→ VORLIEGENDER TEXT:
____________

Obwohl der Segelsport für Sponsoren eigentlich eine attraktive Plattform ist, scheitern Kampagnen ambitionierter Seglerinnen und Segler häufig mangels finanzieller Unterstützung. Nur gutes Lobbyieren führt zum Erfolg.

Text : Walter Rudin

Wer im Spitzensport erfolgreich sein will, braucht nicht nur optimales Training mit den besten Coaches, Mental- und Konditionstrainern. Neben hervorragendem Material sind auch gute Logistik und Unterkünfte nötig. Das alles kostet viel Geld, das irgendwie aufgebracht werden muss. Staatliche Unterstützung in Form von Sporthilfe oder Lotteriefonds ist sehr wichtig, genügt aber leider nicht. Sportverbände und Clubs können oft keine Einzelsportler finanzieren. Die Athleten sind auf eigene Sponsoren angewiesen. Eigentlich ist Segeln eine faszinierende Sportart, die viele positive Werte vermittelt: Emotionen, Leidenschaft und Teamgeist sowie Verbundenheit mit den Elementen Wind und Wasser. Offshore-Regatten wie das Ocean Race, die Vendée Globe oder der Sail GP haben in den letzten Jahren weltweit stark an Popularität gewonnen und sind daher für Sponsoren interessant geworden. Sie sind nicht zuletzt deshalb so beliebt, weil dank der technologischen Übertragungsmöglichkeiten wie OnBoard-Kameras hautnah und sehr eindrucksvoll vermittelt werden kann, welchen Naturkräften die Segelprofis und das Material ausgesetzt sind. Ganz oben steht der America’s Cup mit Budgets von 100 bis 250 Millionen Franken pro Rennstall. Hier lassen sich leicht Sponsoren finden, der Cup ist ein mediales Highlight.

____________

→ BEREITGESTELLTE DATEN:
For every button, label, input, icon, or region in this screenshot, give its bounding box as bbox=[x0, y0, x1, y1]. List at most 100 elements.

____________

→ AUFGABEN:
a) Gib den Text zum Segelsponsoring von "Obwohl der Segelsport" bis einschließlich "führt zum Erfolg." wieder und benenne dabei "Segelsport" in "Rudersport" um.
b) Wie hoch sind laut dem Text zum Segelsponsoring die Budgets pro Rennstall beim America’s Cup?
c) Führe den Text zum Segelsponsoring im Anschluss an seinen letzten Satz weiter.

→ ANTWORTEN JE AUFGABE:
a)
Obwohl der Rudersport für Sponsoren eigentlich eine attraktive Plattform ist, scheitern Kampagnen ambitionierter Seglerinnen und Segler häufig mangels finanzieller Unterstützung. Nur gutes Lobbyieren führt zum Erfolg.

b) Sie liegen bei 100 bis 250 Millionen Franken pro Rennstall.

c)
Das Huhn-Ei-Problem

Für angehende Olympioniken ist es schwieriger, Geld durch Sponsoring aufzutreiben. Olympische Medaillen sind zwar sehr prestigeträchtig, die Regatten der traditionellen Klassen aber weit weniger spektakulär. Problematisch wird die Beschaffung für Ambitionierte, die noch relativ unbekannt sind. Gescheiterte Kampagnen aus Mangel an finanziellen Mitteln liessen sich viele aufzählen.

Für die Sponsorensuche ist Publizität absolut prioritär. Die stellt sich allerdings nur mit guten Resultaten ein – und die sind ohne den nötigen finanziellen Background praktisch unmöglich. Was kommt zuerst, Erfolg oder Sponsor? Ein Dilemma oder Teufelskreis für alle, die eine Segelkarriere anstreben.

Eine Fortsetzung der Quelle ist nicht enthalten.